[Written task] Locate the lines that hold the string "brush". Copy every such line.

━━━━━ Entries provided

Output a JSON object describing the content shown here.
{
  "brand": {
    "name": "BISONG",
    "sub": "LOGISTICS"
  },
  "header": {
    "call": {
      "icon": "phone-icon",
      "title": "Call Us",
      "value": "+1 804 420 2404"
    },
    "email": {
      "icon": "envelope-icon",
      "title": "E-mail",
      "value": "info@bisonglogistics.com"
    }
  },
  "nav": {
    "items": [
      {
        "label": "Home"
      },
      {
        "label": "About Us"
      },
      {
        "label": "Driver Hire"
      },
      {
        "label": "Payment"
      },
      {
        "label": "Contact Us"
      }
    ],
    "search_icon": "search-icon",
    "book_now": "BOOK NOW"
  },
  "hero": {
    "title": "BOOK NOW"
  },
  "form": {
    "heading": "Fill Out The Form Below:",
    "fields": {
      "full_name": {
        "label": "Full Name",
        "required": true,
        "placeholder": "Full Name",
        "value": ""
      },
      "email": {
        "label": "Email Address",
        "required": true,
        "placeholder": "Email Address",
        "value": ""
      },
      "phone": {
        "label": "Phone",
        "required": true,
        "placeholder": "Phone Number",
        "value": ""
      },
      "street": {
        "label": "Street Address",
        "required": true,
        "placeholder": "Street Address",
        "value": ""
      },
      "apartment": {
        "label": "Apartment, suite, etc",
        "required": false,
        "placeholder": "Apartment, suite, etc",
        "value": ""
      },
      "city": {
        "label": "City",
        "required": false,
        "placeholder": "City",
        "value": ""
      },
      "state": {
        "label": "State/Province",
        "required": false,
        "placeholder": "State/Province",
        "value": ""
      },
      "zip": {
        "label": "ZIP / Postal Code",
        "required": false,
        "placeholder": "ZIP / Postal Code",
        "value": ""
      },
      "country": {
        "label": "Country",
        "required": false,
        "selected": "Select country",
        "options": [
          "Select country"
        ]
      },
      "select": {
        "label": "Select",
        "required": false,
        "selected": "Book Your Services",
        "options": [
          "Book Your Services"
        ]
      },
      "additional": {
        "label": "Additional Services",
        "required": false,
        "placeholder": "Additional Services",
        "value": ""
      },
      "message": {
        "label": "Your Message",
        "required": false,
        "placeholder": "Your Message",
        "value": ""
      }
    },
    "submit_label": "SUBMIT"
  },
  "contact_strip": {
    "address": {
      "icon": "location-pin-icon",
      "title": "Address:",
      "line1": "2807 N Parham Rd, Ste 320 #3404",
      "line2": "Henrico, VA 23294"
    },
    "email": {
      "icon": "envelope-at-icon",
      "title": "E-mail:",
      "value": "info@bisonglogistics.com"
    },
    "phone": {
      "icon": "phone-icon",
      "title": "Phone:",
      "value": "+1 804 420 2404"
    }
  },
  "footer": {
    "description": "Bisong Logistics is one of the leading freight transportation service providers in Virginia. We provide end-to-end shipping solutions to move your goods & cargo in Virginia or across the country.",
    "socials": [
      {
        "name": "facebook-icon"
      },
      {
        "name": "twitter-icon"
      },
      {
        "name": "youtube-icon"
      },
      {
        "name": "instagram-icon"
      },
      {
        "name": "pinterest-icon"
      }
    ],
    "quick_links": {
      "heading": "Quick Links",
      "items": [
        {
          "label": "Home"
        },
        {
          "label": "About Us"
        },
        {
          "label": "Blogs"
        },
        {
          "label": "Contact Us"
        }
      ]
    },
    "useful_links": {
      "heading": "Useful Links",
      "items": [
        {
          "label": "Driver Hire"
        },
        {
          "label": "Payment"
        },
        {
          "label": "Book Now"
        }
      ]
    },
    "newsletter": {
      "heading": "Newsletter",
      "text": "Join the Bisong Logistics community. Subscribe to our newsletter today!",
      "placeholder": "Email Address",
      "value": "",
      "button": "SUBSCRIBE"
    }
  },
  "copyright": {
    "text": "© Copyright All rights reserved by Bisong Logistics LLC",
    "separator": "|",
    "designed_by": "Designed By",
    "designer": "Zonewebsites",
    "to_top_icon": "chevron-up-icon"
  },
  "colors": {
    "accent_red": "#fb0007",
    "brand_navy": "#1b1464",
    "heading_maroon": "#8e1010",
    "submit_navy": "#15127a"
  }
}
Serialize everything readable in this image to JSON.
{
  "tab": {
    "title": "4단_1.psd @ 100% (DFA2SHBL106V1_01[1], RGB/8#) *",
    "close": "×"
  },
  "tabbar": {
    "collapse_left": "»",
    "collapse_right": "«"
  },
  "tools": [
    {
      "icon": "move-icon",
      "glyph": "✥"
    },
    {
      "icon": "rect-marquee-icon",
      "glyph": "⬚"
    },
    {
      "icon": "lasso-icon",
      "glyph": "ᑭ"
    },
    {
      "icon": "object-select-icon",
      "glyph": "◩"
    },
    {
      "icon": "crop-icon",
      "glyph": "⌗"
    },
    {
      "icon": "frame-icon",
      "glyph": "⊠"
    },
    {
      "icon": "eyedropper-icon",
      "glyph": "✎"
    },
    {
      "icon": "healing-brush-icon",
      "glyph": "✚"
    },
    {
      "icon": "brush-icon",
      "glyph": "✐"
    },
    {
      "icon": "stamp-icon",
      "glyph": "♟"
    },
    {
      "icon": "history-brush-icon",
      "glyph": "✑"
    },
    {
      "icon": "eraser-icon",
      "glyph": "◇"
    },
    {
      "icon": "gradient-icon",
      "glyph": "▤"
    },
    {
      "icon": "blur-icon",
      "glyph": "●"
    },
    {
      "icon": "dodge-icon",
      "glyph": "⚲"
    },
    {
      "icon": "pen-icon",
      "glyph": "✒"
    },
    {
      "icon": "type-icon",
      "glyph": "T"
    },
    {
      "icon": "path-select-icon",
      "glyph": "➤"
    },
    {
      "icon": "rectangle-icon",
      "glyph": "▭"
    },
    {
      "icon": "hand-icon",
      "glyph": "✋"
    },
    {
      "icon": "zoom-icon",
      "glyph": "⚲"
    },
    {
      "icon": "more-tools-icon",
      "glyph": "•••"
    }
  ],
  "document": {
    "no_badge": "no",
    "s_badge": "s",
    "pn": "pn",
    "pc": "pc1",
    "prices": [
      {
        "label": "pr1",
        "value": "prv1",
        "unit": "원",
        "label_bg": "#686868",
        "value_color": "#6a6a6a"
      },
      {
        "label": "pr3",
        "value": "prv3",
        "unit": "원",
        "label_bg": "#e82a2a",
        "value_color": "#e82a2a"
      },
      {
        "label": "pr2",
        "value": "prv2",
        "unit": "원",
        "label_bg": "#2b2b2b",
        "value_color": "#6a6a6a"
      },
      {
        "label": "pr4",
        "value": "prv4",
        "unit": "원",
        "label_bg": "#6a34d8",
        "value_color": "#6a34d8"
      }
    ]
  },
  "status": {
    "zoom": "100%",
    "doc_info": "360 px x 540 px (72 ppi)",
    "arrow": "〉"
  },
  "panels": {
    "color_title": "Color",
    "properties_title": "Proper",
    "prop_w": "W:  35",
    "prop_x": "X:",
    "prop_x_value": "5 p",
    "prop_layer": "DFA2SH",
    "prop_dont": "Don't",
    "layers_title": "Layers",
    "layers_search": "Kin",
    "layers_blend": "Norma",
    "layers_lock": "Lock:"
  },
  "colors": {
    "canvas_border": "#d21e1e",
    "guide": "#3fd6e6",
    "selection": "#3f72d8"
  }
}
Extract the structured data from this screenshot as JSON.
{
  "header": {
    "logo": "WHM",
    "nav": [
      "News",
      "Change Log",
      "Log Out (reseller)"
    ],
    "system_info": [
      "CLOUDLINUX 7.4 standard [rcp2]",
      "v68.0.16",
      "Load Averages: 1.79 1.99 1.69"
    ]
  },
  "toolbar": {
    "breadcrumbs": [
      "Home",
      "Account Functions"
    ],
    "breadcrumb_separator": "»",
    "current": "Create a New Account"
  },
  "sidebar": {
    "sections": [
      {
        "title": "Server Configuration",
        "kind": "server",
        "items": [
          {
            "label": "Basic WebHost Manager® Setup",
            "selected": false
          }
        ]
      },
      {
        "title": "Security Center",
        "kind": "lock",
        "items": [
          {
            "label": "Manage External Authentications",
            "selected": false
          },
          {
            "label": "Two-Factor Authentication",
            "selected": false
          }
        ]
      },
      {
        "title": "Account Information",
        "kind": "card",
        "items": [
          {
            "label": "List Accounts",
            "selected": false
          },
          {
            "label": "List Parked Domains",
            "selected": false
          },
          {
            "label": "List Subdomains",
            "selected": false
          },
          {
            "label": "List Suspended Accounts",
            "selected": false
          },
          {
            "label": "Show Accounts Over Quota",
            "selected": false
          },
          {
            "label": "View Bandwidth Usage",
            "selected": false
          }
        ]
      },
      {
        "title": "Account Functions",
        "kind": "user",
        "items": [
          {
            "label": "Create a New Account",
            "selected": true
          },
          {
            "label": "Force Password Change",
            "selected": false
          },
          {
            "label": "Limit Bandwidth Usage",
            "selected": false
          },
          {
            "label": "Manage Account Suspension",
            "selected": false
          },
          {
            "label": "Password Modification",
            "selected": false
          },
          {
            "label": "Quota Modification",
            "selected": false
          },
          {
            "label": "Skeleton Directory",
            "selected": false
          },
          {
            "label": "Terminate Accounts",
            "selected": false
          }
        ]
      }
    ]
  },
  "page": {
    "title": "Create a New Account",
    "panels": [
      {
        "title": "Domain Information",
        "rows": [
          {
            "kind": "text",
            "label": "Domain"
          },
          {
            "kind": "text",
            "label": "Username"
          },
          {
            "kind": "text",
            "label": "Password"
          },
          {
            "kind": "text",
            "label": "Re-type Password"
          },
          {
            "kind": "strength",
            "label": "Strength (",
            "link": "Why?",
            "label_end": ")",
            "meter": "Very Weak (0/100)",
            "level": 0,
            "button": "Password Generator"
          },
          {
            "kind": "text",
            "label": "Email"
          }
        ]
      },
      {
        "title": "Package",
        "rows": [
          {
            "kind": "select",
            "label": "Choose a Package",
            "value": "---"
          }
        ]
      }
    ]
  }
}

━━━━━━━━━━

[Response]
      "icon": "healing-brush-icon",
      "icon": "brush-icon",
      "icon": "history-brush-icon",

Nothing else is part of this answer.